-- Begin --

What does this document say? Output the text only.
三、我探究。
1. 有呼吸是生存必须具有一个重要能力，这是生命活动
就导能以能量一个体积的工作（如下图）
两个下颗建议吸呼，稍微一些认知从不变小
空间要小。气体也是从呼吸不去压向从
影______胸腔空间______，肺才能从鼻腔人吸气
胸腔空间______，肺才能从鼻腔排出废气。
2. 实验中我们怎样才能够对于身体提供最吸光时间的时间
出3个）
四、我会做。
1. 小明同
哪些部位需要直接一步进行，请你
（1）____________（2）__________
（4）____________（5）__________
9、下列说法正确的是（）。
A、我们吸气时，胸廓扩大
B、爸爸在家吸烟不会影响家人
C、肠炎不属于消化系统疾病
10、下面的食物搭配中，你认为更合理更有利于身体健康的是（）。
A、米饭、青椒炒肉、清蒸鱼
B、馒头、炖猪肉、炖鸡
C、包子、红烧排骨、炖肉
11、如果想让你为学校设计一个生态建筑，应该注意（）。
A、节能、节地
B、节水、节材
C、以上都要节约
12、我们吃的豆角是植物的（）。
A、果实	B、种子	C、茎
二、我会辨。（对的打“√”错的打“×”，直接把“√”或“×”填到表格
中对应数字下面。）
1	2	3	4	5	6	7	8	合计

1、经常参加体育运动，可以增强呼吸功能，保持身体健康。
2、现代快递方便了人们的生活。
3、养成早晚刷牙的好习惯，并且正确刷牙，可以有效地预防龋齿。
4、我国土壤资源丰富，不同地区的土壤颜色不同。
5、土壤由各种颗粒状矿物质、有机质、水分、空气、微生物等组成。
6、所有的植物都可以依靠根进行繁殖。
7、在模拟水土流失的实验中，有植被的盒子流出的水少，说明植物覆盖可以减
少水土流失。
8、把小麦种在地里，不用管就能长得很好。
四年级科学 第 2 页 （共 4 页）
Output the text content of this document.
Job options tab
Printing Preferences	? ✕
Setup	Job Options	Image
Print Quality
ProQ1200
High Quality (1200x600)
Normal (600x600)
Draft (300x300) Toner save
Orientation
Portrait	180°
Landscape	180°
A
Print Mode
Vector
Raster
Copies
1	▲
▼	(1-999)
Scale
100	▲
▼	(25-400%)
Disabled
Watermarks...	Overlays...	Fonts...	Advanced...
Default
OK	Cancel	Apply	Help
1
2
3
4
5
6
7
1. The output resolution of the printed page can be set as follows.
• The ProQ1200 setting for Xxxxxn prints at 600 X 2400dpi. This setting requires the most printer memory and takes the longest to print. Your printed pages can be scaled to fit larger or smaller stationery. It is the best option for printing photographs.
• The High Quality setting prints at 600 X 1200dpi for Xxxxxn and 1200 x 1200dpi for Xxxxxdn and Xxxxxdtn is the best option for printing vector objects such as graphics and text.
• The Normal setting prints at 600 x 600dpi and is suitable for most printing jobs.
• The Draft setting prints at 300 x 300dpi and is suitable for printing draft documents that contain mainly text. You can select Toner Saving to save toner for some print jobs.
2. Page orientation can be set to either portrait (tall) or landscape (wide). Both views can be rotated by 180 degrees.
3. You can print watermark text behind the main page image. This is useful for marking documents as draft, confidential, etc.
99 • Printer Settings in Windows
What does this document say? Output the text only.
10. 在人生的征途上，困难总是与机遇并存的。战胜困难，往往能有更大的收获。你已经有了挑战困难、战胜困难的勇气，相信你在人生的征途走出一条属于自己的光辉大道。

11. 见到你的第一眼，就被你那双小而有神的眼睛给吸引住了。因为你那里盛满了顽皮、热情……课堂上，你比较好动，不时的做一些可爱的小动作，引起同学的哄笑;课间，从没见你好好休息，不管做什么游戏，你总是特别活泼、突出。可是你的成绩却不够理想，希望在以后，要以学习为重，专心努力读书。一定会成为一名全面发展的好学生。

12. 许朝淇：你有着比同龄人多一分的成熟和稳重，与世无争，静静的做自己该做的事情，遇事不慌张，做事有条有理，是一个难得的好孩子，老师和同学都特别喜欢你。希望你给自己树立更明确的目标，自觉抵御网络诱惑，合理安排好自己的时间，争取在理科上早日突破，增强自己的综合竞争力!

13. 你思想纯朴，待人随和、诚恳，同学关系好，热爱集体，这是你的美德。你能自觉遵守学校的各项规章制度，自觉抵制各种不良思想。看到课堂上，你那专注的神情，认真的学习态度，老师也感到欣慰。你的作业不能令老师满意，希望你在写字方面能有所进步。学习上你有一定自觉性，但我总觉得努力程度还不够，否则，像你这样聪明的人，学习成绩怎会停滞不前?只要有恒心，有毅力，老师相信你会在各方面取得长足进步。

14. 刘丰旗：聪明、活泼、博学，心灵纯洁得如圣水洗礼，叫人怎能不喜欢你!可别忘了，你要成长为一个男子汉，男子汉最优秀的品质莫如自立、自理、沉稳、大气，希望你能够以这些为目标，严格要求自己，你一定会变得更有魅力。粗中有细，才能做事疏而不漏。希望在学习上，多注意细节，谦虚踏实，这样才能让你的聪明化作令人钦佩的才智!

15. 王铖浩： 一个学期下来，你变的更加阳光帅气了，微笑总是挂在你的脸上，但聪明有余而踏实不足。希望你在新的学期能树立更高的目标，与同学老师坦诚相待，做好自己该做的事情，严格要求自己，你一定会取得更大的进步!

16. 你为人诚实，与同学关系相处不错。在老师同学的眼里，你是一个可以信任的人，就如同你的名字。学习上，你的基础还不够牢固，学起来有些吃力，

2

-- End --

» **GIVEN INSTRUCTION**
Copy all lines from the material that hold "suitable".

» **FULL SOLUTION**
• The Normal setting prints at 600 x 600dpi and is suitable for most printing jobs.
• The Draft setting prints at 300 x 300dpi and is suitable for printing draft documents that contain mainly text. You can select Toner Saving to save toner for some print jobs.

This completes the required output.